* **WRITTEN INSTRUCTION**
Can the data below be set down again exactly, line for line?

+===+

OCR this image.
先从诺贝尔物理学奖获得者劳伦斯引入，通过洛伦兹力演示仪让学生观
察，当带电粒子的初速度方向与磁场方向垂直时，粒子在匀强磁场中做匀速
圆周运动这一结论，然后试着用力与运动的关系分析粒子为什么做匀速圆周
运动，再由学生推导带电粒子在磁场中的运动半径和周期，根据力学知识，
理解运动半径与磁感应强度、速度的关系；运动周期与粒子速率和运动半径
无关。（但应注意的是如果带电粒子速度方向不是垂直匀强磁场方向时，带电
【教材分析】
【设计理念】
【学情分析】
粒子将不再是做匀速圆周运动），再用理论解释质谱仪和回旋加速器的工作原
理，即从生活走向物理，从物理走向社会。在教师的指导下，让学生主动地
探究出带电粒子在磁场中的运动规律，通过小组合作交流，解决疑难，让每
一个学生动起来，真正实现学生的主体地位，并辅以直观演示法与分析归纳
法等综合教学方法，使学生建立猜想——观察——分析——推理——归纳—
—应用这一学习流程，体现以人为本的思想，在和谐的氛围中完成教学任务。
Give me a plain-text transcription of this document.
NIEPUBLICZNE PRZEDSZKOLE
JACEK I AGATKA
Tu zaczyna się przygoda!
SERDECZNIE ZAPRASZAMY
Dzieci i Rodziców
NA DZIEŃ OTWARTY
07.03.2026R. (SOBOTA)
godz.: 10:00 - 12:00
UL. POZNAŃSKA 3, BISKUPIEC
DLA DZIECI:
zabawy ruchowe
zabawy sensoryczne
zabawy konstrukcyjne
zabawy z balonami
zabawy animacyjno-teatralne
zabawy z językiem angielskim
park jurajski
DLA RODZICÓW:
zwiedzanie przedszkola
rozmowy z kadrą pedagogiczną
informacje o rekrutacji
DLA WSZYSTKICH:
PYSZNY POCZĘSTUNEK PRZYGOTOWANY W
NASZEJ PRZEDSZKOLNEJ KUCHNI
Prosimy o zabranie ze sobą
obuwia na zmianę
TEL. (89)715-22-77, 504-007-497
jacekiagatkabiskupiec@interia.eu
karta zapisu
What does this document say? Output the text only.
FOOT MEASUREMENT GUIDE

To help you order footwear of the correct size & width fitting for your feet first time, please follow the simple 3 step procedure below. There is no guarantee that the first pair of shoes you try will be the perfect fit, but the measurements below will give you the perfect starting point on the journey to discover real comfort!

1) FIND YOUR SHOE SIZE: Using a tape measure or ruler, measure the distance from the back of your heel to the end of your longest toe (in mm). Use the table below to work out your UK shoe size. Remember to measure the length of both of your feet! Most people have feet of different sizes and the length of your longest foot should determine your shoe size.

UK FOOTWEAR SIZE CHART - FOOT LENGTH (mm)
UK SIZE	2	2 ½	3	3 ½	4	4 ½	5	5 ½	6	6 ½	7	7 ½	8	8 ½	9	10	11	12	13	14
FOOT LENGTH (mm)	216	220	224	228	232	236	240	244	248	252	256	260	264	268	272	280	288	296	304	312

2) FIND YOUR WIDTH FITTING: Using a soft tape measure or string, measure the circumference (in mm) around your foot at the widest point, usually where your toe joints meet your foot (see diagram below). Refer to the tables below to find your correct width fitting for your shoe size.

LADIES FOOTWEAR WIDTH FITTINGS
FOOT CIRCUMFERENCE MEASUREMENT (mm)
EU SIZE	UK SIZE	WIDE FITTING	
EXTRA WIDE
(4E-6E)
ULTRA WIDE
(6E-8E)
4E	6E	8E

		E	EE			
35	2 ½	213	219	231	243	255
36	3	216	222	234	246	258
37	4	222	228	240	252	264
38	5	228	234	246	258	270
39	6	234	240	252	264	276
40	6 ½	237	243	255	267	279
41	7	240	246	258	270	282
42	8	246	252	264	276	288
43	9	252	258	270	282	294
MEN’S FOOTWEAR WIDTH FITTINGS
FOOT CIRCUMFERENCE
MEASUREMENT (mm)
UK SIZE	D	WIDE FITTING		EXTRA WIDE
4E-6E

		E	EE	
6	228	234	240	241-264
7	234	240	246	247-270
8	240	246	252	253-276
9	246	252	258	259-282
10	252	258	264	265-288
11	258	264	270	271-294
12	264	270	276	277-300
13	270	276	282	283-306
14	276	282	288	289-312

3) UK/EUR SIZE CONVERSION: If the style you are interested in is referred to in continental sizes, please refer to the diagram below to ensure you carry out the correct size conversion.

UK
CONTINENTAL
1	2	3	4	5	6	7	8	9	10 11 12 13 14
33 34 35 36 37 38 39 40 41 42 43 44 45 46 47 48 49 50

+===+

* **RESULT**
OCR this image.
先从诺贝尔物理学奖获得者劳伦斯引入，通过洛伦兹力演示仪让学生观
察，当带电粒子的初速度方向与磁场方向垂直时，粒子在匀强磁场中做匀速
圆周运动这一结论，然后试着用力与运动的关系分析粒子为什么做匀速圆周
运动，再由学生推导带电粒子在磁场中的运动半径和周期，根据力学知识，
理解运动半径与磁感应强度、速度的关系；运动周期与粒子速率和运动半径
无关。（但应注意的是如果带电粒子速度方向不是垂直匀强磁场方向时，带电
【教材分析】
【设计理念】
【学情分析】
粒子将不再是做匀速圆周运动），再用理论解释质谱仪和回旋加速器的工作原
理，即从生活走向物理，从物理走向社会。在教师的指导下，让学生主动地
探究出带电粒子在磁场中的运动规律，通过小组合作交流，解决疑难，让每
一个学生动起来，真正实现学生的主体地位，并辅以直观演示法与分析归纳
法等综合教学方法，使学生建立猜想——观察——分析——推理——归纳—
—应用这一学习流程，体现以人为本的思想，在和谐的氛围中完成教学任务。
Give me a plain-text transcription of this document.
NIEPUBLICZNE PRZEDSZKOLE
JACEK I AGATKA
Tu zaczyna się przygoda!
SERDECZNIE ZAPRASZAMY
Dzieci i Rodziców
NA DZIEŃ OTWARTY
07.03.2026R. (SOBOTA)
godz.: 10:00 - 12:00
UL. POZNAŃSKA 3, BISKUPIEC
DLA DZIECI:
zabawy ruchowe
zabawy sensoryczne
zabawy konstrukcyjne
zabawy z balonami
zabawy animacyjno-teatralne
zabawy z językiem angielskim
park jurajski
DLA RODZICÓW:
zwiedzanie przedszkola
rozmowy z kadrą pedagogiczną
informacje o rekrutacji
DLA WSZYSTKICH:
PYSZNY POCZĘSTUNEK PRZYGOTOWANY W
NASZEJ PRZEDSZKOLNEJ KUCHNI
Prosimy o zabranie ze sobą
obuwia na zmianę
TEL. (89)715-22-77, 504-007-497
jacekiagatkabiskupiec@interia.eu
karta zapisu
What does this document say? Output the text only.
FOOT MEASUREMENT GUIDE

To help you order footwear of the correct size & width fitting for your feet first time, please follow the simple 3 step procedure below. There is no guarantee that the first pair of shoes you try will be the perfect fit, but the measurements below will give you the perfect starting point on the journey to discover real comfort!

1) FIND YOUR SHOE SIZE: Using a tape measure or ruler, measure the distance from the back of your heel to the end of your longest toe (in mm). Use the table below to work out your UK shoe size. Remember to measure the length of both of your feet! Most people have feet of different sizes and the length of your longest foot should determine your shoe size.

UK FOOTWEAR SIZE CHART - FOOT LENGTH (mm)
UK SIZE	2	2 ½	3	3 ½	4	4 ½	5	5 ½	6	6 ½	7	7 ½	8	8 ½	9	10	11	12	13	14
FOOT LENGTH (mm)	216	220	224	228	232	236	240	244	248	252	256	260	264	268	272	280	288	296	304	312

2) FIND YOUR WIDTH FITTING: Using a soft tape measure or string, measure the circumference (in mm) around your foot at the widest point, usually where your toe joints meet your foot (see diagram below). Refer to the tables below to find your correct width fitting for your shoe size.

LADIES FOOTWEAR WIDTH FITTINGS
FOOT CIRCUMFERENCE MEASUREMENT (mm)
EU SIZE	UK SIZE	WIDE FITTING	
EXTRA WIDE
(4E-6E)
ULTRA WIDE
(6E-8E)
4E	6E	8E

		E	EE			
35	2 ½	213	219	231	243	255
36	3	216	222	234	246	258
37	4	222	228	240	252	264
38	5	228	234	246	258	270
39	6	234	240	252	264	276
40	6 ½	237	243	255	267	279
41	7	240	246	258	270	282
42	8	246	252	264	276	288
43	9	252	258	270	282	294
MEN’S FOOTWEAR WIDTH FITTINGS
FOOT CIRCUMFERENCE
MEASUREMENT (mm)
UK SIZE	D	WIDE FITTING		EXTRA WIDE
4E-6E

		E	EE	
6	228	234	240	241-264
7	234	240	246	247-270
8	240	246	252	253-276
9	246	252	258	259-282
10	252	258	264	265-288
11	258	264	270	271-294
12	264	270	276	277-300
13	270	276	282	283-306
14	276	282	288	289-312

3) UK/EUR SIZE CONVERSION: If the style you are interested in is referred to in continental sizes, please refer to the diagram below to ensure you carry out the correct size conversion.

UK
CONTINENTAL
1	2	3	4	5	6	7	8	9	10 11 12 13 14
33 34 35 36 37 38 39 40 41 42 43 44 45 46 47 48 49 50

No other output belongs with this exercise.